Bon Jon
Bon Jon

Reputation: 43

How do I decode utf-8 from a file

I have a program that attempts to encrypt a message using aes. The problem arises when I have to encrypt the message and I get TypeError: Object type <class 'str'> cannot be passed to C code. I found that if I encode it to utf-8 it works, but then when I try to decrypt it it doesn't get rid of the b'...' and the base64 decryption fails, making my iv not 16 bytes. Whenever I try to decode the first line of the file using aes.decrypt(file.readline().decode("utf-8")) it says I can't use decode on a str.

from Crypto.Cipher import AES
from Crypto import Random

def pad(s):
    pad = s + (16 - len(s) % 16) * chr(16 - len(s) % 16)
    return str(pad)

def unpad(s):
    unpad = s[:-ord(s[len(s)-1:])]
    return str(unpad)


class AESCipher:
    def __init__( self, key ):
    self.key = key

    def encrypt( self, s ):
        raw = pad(s)
        iv = Random.new().read( AES.block_size )
        cipher = AES.new( self.key, AES.MODE_CBC, iv )
        return base64.b64encode( iv + cipher.encrypt( raw.encode("utf-8") ) )
------------------------------------------------------------
[Problems to work on]
1) Reproduce the post about AES encryption and UTF-8 decoding from "return str(pad)" to "raw = pad(s)".
2) Carry on the post about AES encryption and UTF-8 decoding from the point where it stops.

Excerpts from a dataset:
------------------------------------------------------------
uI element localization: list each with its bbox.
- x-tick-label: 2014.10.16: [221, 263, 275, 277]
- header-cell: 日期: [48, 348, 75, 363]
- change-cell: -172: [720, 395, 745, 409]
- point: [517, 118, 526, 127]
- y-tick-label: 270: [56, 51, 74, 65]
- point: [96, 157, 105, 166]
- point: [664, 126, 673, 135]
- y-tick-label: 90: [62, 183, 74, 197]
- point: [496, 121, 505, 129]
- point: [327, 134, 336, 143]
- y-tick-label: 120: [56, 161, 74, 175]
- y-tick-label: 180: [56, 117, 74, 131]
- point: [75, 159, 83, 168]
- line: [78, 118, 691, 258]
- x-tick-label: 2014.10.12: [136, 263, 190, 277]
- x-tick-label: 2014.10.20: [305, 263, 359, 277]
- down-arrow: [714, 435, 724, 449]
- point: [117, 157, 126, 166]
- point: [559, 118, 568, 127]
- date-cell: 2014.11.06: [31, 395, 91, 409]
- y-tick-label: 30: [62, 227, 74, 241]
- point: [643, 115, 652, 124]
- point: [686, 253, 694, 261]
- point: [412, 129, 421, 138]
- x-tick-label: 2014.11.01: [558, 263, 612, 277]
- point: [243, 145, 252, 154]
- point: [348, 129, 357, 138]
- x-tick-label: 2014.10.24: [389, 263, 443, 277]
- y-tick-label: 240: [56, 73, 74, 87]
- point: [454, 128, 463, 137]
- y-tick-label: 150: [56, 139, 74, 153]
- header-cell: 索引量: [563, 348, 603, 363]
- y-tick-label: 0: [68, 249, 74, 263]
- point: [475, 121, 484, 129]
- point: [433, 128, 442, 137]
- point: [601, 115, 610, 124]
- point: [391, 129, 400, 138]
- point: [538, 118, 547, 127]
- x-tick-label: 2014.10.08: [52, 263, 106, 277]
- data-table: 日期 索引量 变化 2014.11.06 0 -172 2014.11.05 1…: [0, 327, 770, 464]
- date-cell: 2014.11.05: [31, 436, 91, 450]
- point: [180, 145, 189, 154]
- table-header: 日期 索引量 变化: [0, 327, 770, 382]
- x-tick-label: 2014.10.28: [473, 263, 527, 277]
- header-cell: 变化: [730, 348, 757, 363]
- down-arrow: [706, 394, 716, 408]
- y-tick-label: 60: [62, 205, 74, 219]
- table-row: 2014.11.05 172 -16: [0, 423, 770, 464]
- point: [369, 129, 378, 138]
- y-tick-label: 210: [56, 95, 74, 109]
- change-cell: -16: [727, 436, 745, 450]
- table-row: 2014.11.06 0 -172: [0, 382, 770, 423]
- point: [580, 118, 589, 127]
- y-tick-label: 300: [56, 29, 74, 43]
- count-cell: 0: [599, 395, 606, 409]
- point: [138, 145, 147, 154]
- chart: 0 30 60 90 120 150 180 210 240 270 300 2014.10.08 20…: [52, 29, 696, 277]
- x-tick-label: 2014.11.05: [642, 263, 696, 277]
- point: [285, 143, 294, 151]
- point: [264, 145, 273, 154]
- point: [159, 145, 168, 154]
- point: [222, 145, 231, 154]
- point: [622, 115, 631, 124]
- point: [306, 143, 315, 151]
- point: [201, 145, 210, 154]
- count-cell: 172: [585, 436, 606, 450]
------------------------------------------------------------
[Written responses]
1)
return str(pad)

def unpad(s):
    unpad = s[:-ord(s[len(s)-1:])]
    return str(unpad)


class AESCipher:
    def __init__( self, key ):
    self.key = key

    def encrypt( self, s ):
        raw = pad(s)

2)
    def decrypt( self, enc ):
        enc = base64.b64decode(enc)
        iv = enc[:16]
        cipher = AES.new(self.key, AES.MODE_CBC, iv )
        return unpad(cipher.decrypt( enc[16:] ))

I'm new to encryption so I don't really know if this has been answered before and I just don't know how to word it, but I've been looking around for a few hours and haven't found anything. Thank you. Again, sorry if this isn't worded properly.

Upvotes: 3

Views: 3441

Answers (1)

Tomalak
Tomalak

Reputation: 338316

Your encrypt and decrypt operations are not mirror images of each other.

def encrypt( self, s ):
    iv = Random.new().read( AES.block_size )       # new IV
    cipher = AES.new( self.key, AES.MODE_CBC, iv ) # create cipher
    payload = s.encode("utf-8")                    # string to bytes
    encrypted = cipher.encrypt(pad(payload))       # pad before encrypt
    return base64.b64encode( iv + encrypted )      # b64 data

def decrypt( self, enc ):
    data = base64.b64decode( enc )                 # b64 data
    iv = data[:AES.block_size]                     # split it up
    encrypted = data[AES.block_size:]              # 
    cipher = AES.new(self.key, AES.MODE_CBC, iv )  # recreate cipher
    payload = unpad(cipher.decrypt( encrypted ))   # unpad after decrypt
    return payload.decode("utf8")                  # bytes to string

Only bytes can be encrypted. Strings are not bytes, so encoding strings into a byte representation first is necessary. UTF-8 is a suitable representation, but it could be UTF-16 or even UTF-32 (read about the differences).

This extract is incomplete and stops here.